■ **What is asked**
Express everything in the material below, from the line containing "- isnad-line: ٢٩٣٦" down to the line containing "- hadith-2934: [71, 108, 806, 455]" (both included), as a JSON list of strings with one string per line and blank lines omitted.

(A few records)
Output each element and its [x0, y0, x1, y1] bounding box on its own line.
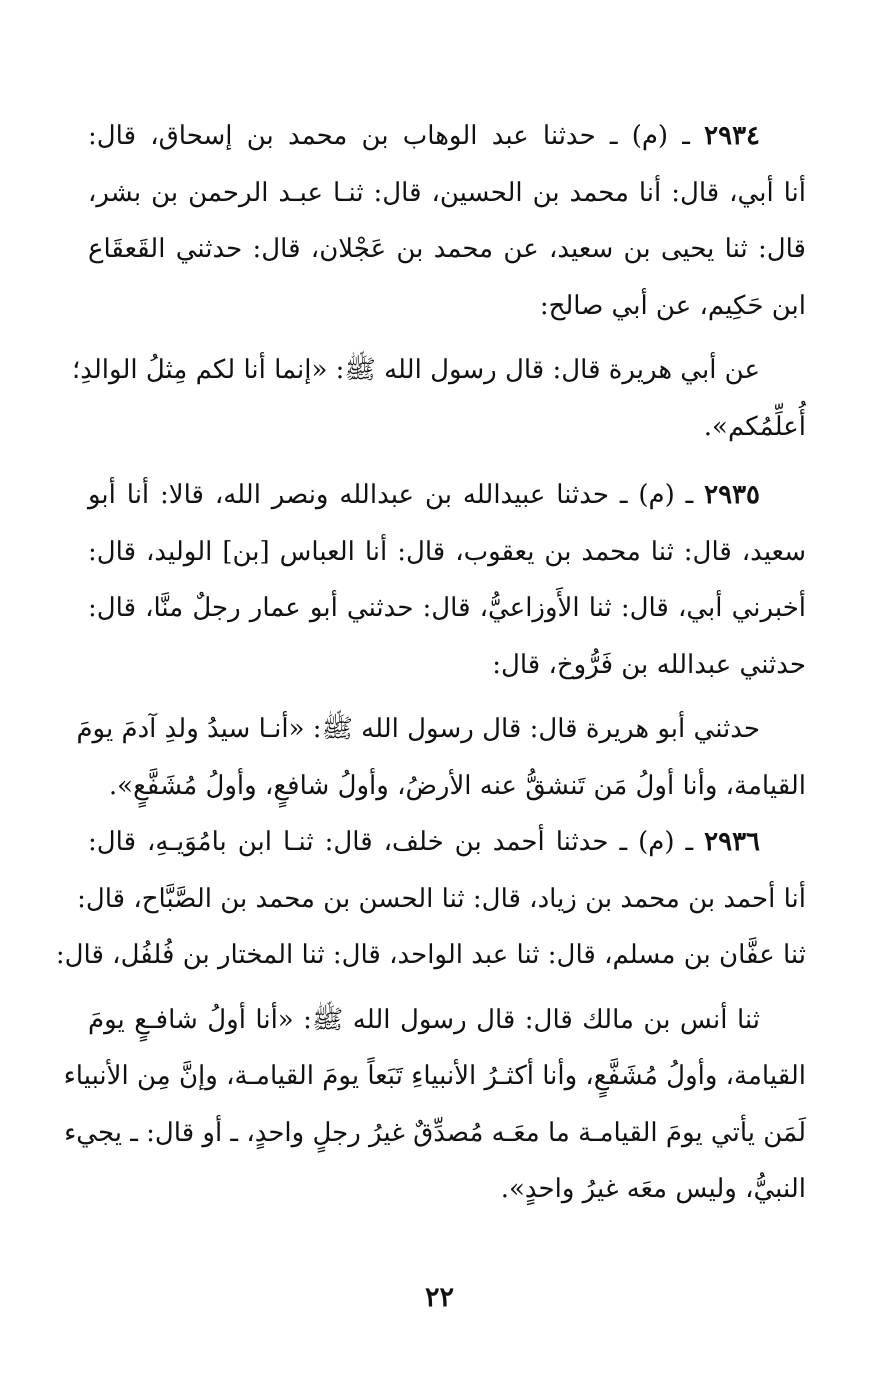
- isnad-line: ٢٩٣٦ ـ (م) ـ حدثنا أحمد بن خلف، قال: ثنـا ابن بامُوَيـهِ، قال:: [88, 827, 761, 857]
- hadith-number: ٢٩٣٤: [704, 121, 760, 151]
- isnad-line: أخبرني أبي، قال: ثنا الأَوزاعيُّ، قال: حدثني أبو عمار رجلٌ منَّا، قال:: [88, 593, 806, 623]
- matn-line: أُعلِّمُكم».: [703, 411, 806, 442]
- matn-line: ثنا أنس بن مالك قال: قال رسول الله ﷺ: «أنا أولُ شافـعٍ يومَ: [88, 1004, 760, 1035]
- isnad-line: ابن حَكِيم، عن أبي صالح:: [539, 290, 806, 321]
- matn-line: القيامة، وأولُ مُشَفَّعٍ، وأنا أكثـرُ الأنبياءِ تَبَعاً يومَ القيامـة، وإنَّ مِن الأنبياء: [63, 1061, 806, 1091]
- hadith-2935: [76, 467, 806, 814]
- matn-line: القيامة، وأنا أولُ مَن تَنشقُّ عنه الأرضُ، وأولُ شافعٍ، وأولُ مُشَفَّعٍ».: [108, 770, 806, 801]
- hadith-number: ٢٩٣٥: [704, 480, 761, 510]
- isnad-line: ثنا عفَّان بن مسلم، قال: ثنا عبد الواحد، قال: ثنا المختار بن فُلفُل، قال:: [55, 940, 806, 970]
- hadith-2934: [71, 108, 806, 455]
- matn-line: عن أبي هريرة قال: قال رسول الله ﷺ: «إنما أنا لكم مِثلُ الوالدِ؛: [71, 355, 760, 385]
- page-number: ٢٢: [424, 1282, 454, 1313]
- matn-line: حدثني أبو هريرة قال: قال رسول الله ﷺ: «أنـا سيدُ ولدِ آدمَ يومَ: [76, 714, 760, 744]
- hadith-2936: [55, 814, 806, 1218]
- hadith-number: ٢٩٣٦: [704, 827, 761, 857]
- isnad-line: قال: ثنا يحيى بن سعيد، عن محمد بن عَجْلان، قال: حدثني القَعقَاع: [88, 234, 806, 264]
- isnad-line: سعيد، قال: ثنا محمد بن يعقوب، قال: أنا العباس [بن] الوليد، قال:: [88, 536, 806, 567]
- isnad-line: ٢٩٣٤ ـ (م) ـ حدثنا عبد الوهاب بن محمد بن إسحاق، قال:: [88, 121, 760, 151]
- isnad-line: حدثني عبدالله بن فَرُّوخ، قال:: [492, 649, 806, 680]
- book-page: [55, 108, 806, 1218]
- isnad-line: أنا أبي، قال: أنا محمد بن الحسين، قال: ثنـا عبـد الرحمن بن بشر،: [88, 177, 806, 208]
- isnad-line: أنا أحمد بن محمد بن زياد، قال: ثنا الحسن بن محمد بن الصَّبَّاح، قال:: [77, 883, 806, 914]
- matn-line: النبيُّ، وليس معَه غيرُ واحدٍ».: [500, 1174, 806, 1204]
- isnad-line: ٢٩٣٥ ـ (م) ـ حدثنا عبيدالله بن عبدالله ونصر الله، قالا: أنا أبو: [88, 480, 761, 510]
- matn-line: لَمَن يأتي يومَ القيامـة ما معَـه مُصدِّقٌ غيرُ رجلٍ واحدٍ، ـ أو قال: ـ يجيء: [64, 1117, 806, 1148]
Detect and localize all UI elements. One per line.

■ **Result below**
[
  "- isnad-line: ٢٩٣٦ ـ (م) ـ حدثنا أحمد بن خلف، قال: ثنـا ابن بامُوَيـهِ، قال:: [88, 827, 761, 857]",
  "- hadith-number: ٢٩٣٤: [704, 121, 760, 151]",
  "- isnad-line: أخبرني أبي، قال: ثنا الأَوزاعيُّ، قال: حدثني أبو عمار رجلٌ منَّا، قال:: [88, 593, 806, 623]",
  "- matn-line: أُعلِّمُكم».: [703, 411, 806, 442]",
  "- matn-line: ثنا أنس بن مالك قال: قال رسول الله ﷺ: «أنا أولُ شافـعٍ يومَ: [88, 1004, 760, 1035]",
  "- isnad-line: ابن حَكِيم، عن أبي صالح:: [539, 290, 806, 321]",
  "- matn-line: القيامة، وأولُ مُشَفَّعٍ، وأنا أكثـرُ الأنبياءِ تَبَعاً يومَ القيامـة، وإنَّ مِن الأنبياء: [63, 1061, 806, 1091]",
  "- hadith-2935: [76, 467, 806, 814]",
  "- matn-line: القيامة، وأنا أولُ مَن تَنشقُّ عنه الأرضُ، وأولُ شافعٍ، وأولُ مُشَفَّعٍ».: [108, 770, 806, 801]",
  "- hadith-number: ٢٩٣٥: [704, 480, 761, 510]",
  "- isnad-line: ثنا عفَّان بن مسلم، قال: ثنا عبد الواحد، قال: ثنا المختار بن فُلفُل، قال:: [55, 940, 806, 970]",
  "- hadith-2934: [71, 108, 806, 455]"
]